>> Begin Entries supplied
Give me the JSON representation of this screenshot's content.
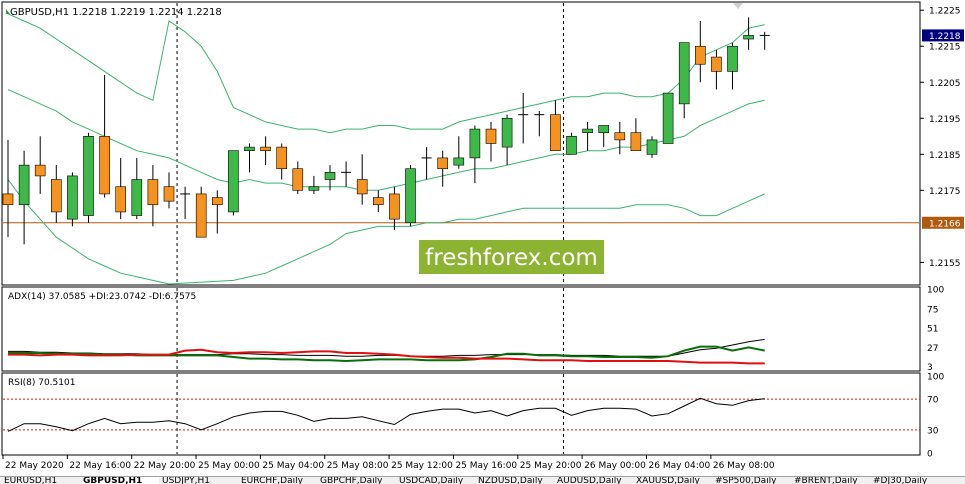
{
  "window": {
    "header_text": "GBPUSD,H1  1.2218 1.2219 1.2214 1.2218",
    "symbol_timeframe": "GBPUSD,H1",
    "ohlc": [
      "1.2218",
      "1.2219",
      "1.2214",
      "1.2218"
    ]
  },
  "watermark": {
    "text": "freshforex.com",
    "bg_color": "#8db332",
    "text_color": "#ffffff"
  },
  "colors": {
    "bull_candle": "#3cb947",
    "bear_candle": "#f7921e",
    "bollinger": "#3cb371",
    "horizontal_line": "#b05a10",
    "price_label_bg": "#000080",
    "hline_label_bg": "#b05a10",
    "adx_main": "#000000",
    "plus_di": "#0a6e0a",
    "minus_di": "#e01010",
    "rsi_line": "#000000",
    "rsi_levels": "#e01010"
  },
  "main_chart": {
    "y_ticks": [
      "1.2225",
      "1.2215",
      "1.2205",
      "1.2195",
      "1.2185",
      "1.2175",
      "1.2155"
    ],
    "current_price_label": "1.2218",
    "hline_label": "1.2166",
    "ylim": [
      1.2149,
      1.2227
    ]
  },
  "chart_data": {
    "type": "candlestick",
    "symbol": "GBPUSD",
    "timeframe": "H1",
    "candles": [
      {
        "o": 1.2174,
        "h": 1.2189,
        "l": 1.2162,
        "c": 1.2171
      },
      {
        "o": 1.2171,
        "h": 1.2186,
        "l": 1.216,
        "c": 1.2182
      },
      {
        "o": 1.2182,
        "h": 1.219,
        "l": 1.2174,
        "c": 1.2179
      },
      {
        "o": 1.2178,
        "h": 1.2182,
        "l": 1.2166,
        "c": 1.2169
      },
      {
        "o": 1.2167,
        "h": 1.218,
        "l": 1.2165,
        "c": 1.2179
      },
      {
        "o": 1.2168,
        "h": 1.2191,
        "l": 1.2166,
        "c": 1.219
      },
      {
        "o": 1.219,
        "h": 1.2207,
        "l": 1.2173,
        "c": 1.2174
      },
      {
        "o": 1.2176,
        "h": 1.2184,
        "l": 1.2167,
        "c": 1.2169
      },
      {
        "o": 1.2168,
        "h": 1.2184,
        "l": 1.2167,
        "c": 1.2178
      },
      {
        "o": 1.2178,
        "h": 1.2182,
        "l": 1.2165,
        "c": 1.2171
      },
      {
        "o": 1.2176,
        "h": 1.218,
        "l": 1.217,
        "c": 1.2172
      },
      {
        "o": 1.2174,
        "h": 1.2176,
        "l": 1.2167,
        "c": 1.2174
      },
      {
        "o": 1.2174,
        "h": 1.2176,
        "l": 1.2162,
        "c": 1.2162
      },
      {
        "o": 1.2173,
        "h": 1.2175,
        "l": 1.2163,
        "c": 1.2171
      },
      {
        "o": 1.2169,
        "h": 1.2186,
        "l": 1.2168,
        "c": 1.2186
      },
      {
        "o": 1.2186,
        "h": 1.2188,
        "l": 1.218,
        "c": 1.2187
      },
      {
        "o": 1.2187,
        "h": 1.219,
        "l": 1.2182,
        "c": 1.2186
      },
      {
        "o": 1.2187,
        "h": 1.2188,
        "l": 1.2178,
        "c": 1.2181
      },
      {
        "o": 1.2181,
        "h": 1.2183,
        "l": 1.2174,
        "c": 1.2175
      },
      {
        "o": 1.2175,
        "h": 1.2179,
        "l": 1.2174,
        "c": 1.2176
      },
      {
        "o": 1.2178,
        "h": 1.2182,
        "l": 1.2175,
        "c": 1.218
      },
      {
        "o": 1.218,
        "h": 1.2183,
        "l": 1.2176,
        "c": 1.218
      },
      {
        "o": 1.2178,
        "h": 1.2185,
        "l": 1.2171,
        "c": 1.2174
      },
      {
        "o": 1.2173,
        "h": 1.2175,
        "l": 1.2169,
        "c": 1.2171
      },
      {
        "o": 1.2174,
        "h": 1.2176,
        "l": 1.2164,
        "c": 1.2167
      },
      {
        "o": 1.2166,
        "h": 1.2182,
        "l": 1.2165,
        "c": 1.2181
      },
      {
        "o": 1.2184,
        "h": 1.2187,
        "l": 1.2178,
        "c": 1.2184
      },
      {
        "o": 1.2184,
        "h": 1.2186,
        "l": 1.2176,
        "c": 1.2181
      },
      {
        "o": 1.2182,
        "h": 1.219,
        "l": 1.2181,
        "c": 1.2184
      },
      {
        "o": 1.2184,
        "h": 1.2193,
        "l": 1.2177,
        "c": 1.2192
      },
      {
        "o": 1.2192,
        "h": 1.2194,
        "l": 1.2183,
        "c": 1.2188
      },
      {
        "o": 1.2187,
        "h": 1.2196,
        "l": 1.2182,
        "c": 1.2195
      },
      {
        "o": 1.2196,
        "h": 1.2202,
        "l": 1.2188,
        "c": 1.2196
      },
      {
        "o": 1.2196,
        "h": 1.2197,
        "l": 1.219,
        "c": 1.2196
      },
      {
        "o": 1.2196,
        "h": 1.22,
        "l": 1.2186,
        "c": 1.2186
      },
      {
        "o": 1.2185,
        "h": 1.2191,
        "l": 1.2185,
        "c": 1.219
      },
      {
        "o": 1.2191,
        "h": 1.2194,
        "l": 1.2186,
        "c": 1.2192
      },
      {
        "o": 1.2191,
        "h": 1.2193,
        "l": 1.2187,
        "c": 1.2193
      },
      {
        "o": 1.2191,
        "h": 1.2194,
        "l": 1.2185,
        "c": 1.2189
      },
      {
        "o": 1.2191,
        "h": 1.2195,
        "l": 1.2186,
        "c": 1.2186
      },
      {
        "o": 1.2185,
        "h": 1.219,
        "l": 1.2184,
        "c": 1.2189
      },
      {
        "o": 1.2188,
        "h": 1.2202,
        "l": 1.2188,
        "c": 1.2202
      },
      {
        "o": 1.2199,
        "h": 1.2216,
        "l": 1.2195,
        "c": 1.2216
      },
      {
        "o": 1.2215,
        "h": 1.2222,
        "l": 1.2205,
        "c": 1.221
      },
      {
        "o": 1.2212,
        "h": 1.2214,
        "l": 1.2203,
        "c": 1.2208
      },
      {
        "o": 1.2208,
        "h": 1.2216,
        "l": 1.2203,
        "c": 1.2215
      },
      {
        "o": 1.2217,
        "h": 1.2223,
        "l": 1.2214,
        "c": 1.2218
      },
      {
        "o": 1.2218,
        "h": 1.2219,
        "l": 1.2214,
        "c": 1.2218
      }
    ],
    "bollinger_upper": [
      1.2224,
      1.2222,
      1.222,
      1.2217,
      1.2214,
      1.2211,
      1.2208,
      1.2205,
      1.2202,
      1.22,
      1.2222,
      1.2219,
      1.2215,
      1.2208,
      1.2198,
      1.2196,
      1.2194,
      1.2193,
      1.2192,
      1.2192,
      1.2191,
      1.2192,
      1.2192,
      1.2193,
      1.2193,
      1.2192,
      1.2192,
      1.2192,
      1.2194,
      1.2195,
      1.2196,
      1.2197,
      1.2198,
      1.2199,
      1.22,
      1.2201,
      1.2201,
      1.2202,
      1.2202,
      1.2201,
      1.2201,
      1.2202,
      1.2206,
      1.2212,
      1.2214,
      1.2216,
      1.222,
      1.2221
    ],
    "bollinger_middle": [
      1.2203,
      1.2201,
      1.2199,
      1.2197,
      1.2194,
      1.2192,
      1.219,
      1.2188,
      1.2186,
      1.2185,
      1.2184,
      1.2182,
      1.218,
      1.2178,
      1.2177,
      1.2178,
      1.2177,
      1.2177,
      1.2176,
      1.2176,
      1.2176,
      1.2176,
      1.2175,
      1.2175,
      1.2176,
      1.2177,
      1.2178,
      1.2179,
      1.218,
      1.2181,
      1.2181,
      1.2182,
      1.2183,
      1.2184,
      1.2185,
      1.2185,
      1.2186,
      1.2186,
      1.2187,
      1.2187,
      1.2188,
      1.2189,
      1.219,
      1.2193,
      1.2195,
      1.2197,
      1.2199,
      1.22
    ],
    "bollinger_lower": [
      1.2178,
      1.2172,
      1.2167,
      1.2162,
      1.2159,
      1.2156,
      1.2154,
      1.2152,
      1.2151,
      1.215,
      1.2149,
      1.2148,
      1.2147,
      1.2148,
      1.215,
      1.2151,
      1.2152,
      1.2154,
      1.2156,
      1.2158,
      1.216,
      1.2163,
      1.2164,
      1.2165,
      1.2165,
      1.2165,
      1.2166,
      1.2166,
      1.2167,
      1.2167,
      1.2168,
      1.2169,
      1.217,
      1.217,
      1.217,
      1.217,
      1.217,
      1.217,
      1.217,
      1.2171,
      1.2171,
      1.2171,
      1.217,
      1.2168,
      1.2168,
      1.217,
      1.2172,
      1.2174
    ],
    "horizontal_level": 1.2166,
    "separator_candle_indices": [
      11,
      35
    ],
    "time_labels": [
      "22 May 2020",
      "22 May 16:00",
      "22 May 20:00",
      "25 May 00:00",
      "25 May 04:00",
      "25 May 08:00",
      "25 May 12:00",
      "25 May 16:00",
      "25 May 20:00",
      "26 May 00:00",
      "26 May 04:00",
      "26 May 08:00"
    ],
    "adx": {
      "label": "ADX(14) 37.0585 +DI:23.0742 -DI:6.7575",
      "ticks": [
        "100",
        "75",
        "51",
        "27",
        "3"
      ],
      "ylim": [
        0,
        100
      ],
      "adx_values": [
        22,
        22,
        21,
        21,
        20,
        20,
        19,
        19,
        19,
        18,
        18,
        18,
        18,
        18,
        19,
        19,
        18,
        18,
        17,
        17,
        17,
        16,
        16,
        17,
        17,
        16,
        16,
        16,
        17,
        17,
        18,
        18,
        18,
        18,
        18,
        17,
        17,
        17,
        16,
        16,
        16,
        16,
        20,
        24,
        26,
        30,
        34,
        37
      ],
      "plus_di_values": [
        20,
        20,
        20,
        19,
        19,
        19,
        18,
        18,
        17,
        17,
        17,
        17,
        17,
        17,
        15,
        13,
        13,
        12,
        12,
        11,
        11,
        10,
        11,
        12,
        12,
        12,
        11,
        11,
        11,
        12,
        15,
        19,
        19,
        17,
        17,
        16,
        16,
        15,
        15,
        15,
        14,
        16,
        23,
        28,
        28,
        23,
        27,
        23
      ],
      "minus_di_values": [
        18,
        18,
        17,
        18,
        18,
        17,
        17,
        17,
        18,
        18,
        18,
        23,
        24,
        21,
        20,
        21,
        21,
        20,
        21,
        22,
        22,
        20,
        20,
        19,
        18,
        16,
        15,
        14,
        14,
        13,
        13,
        13,
        12,
        11,
        11,
        11,
        10,
        10,
        10,
        10,
        10,
        10,
        9,
        8,
        8,
        8,
        7,
        7
      ]
    },
    "rsi": {
      "label": "RSI(8) 70.5101",
      "ticks": [
        "100",
        "70",
        "30",
        "0"
      ],
      "levels": [
        70,
        30
      ],
      "ylim": [
        0,
        100
      ],
      "values": [
        28,
        38,
        38,
        34,
        29,
        38,
        45,
        38,
        40,
        40,
        42,
        38,
        30,
        38,
        47,
        52,
        54,
        54,
        49,
        41,
        45,
        45,
        47,
        42,
        37,
        50,
        54,
        57,
        57,
        52,
        55,
        48,
        55,
        58,
        58,
        49,
        55,
        58,
        58,
        57,
        48,
        51,
        61,
        71,
        64,
        62,
        68,
        70.5
      ]
    }
  },
  "tabs": [
    "EURUSD,H1",
    "GBPUSD,H1",
    "USDJPY,H1",
    "EURCHF,Daily",
    "GBPCHF,Daily",
    "USDCAD,Daily",
    "NZDUSD,Daily",
    "AUDUSD,Daily",
    "XAUUSD,Daily",
    "#SP500,Daily",
    "#BRENT,Daily",
    "#DJ30,Daily"
  ]
}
>> End Entries supplied
**Exercise objective:** Reproduce every line from the entries that holds the word "Daily".

**Reply to the exercise:**
    "EURCHF,Daily",
    "GBPCHF,Daily",
    "USDCAD,Daily",
    "NZDUSD,Daily",
    "AUDUSD,Daily",
    "XAUUSD,Daily",
    "#SP500,Daily",
    "#BRENT,Daily",
    "#DJ30,Daily"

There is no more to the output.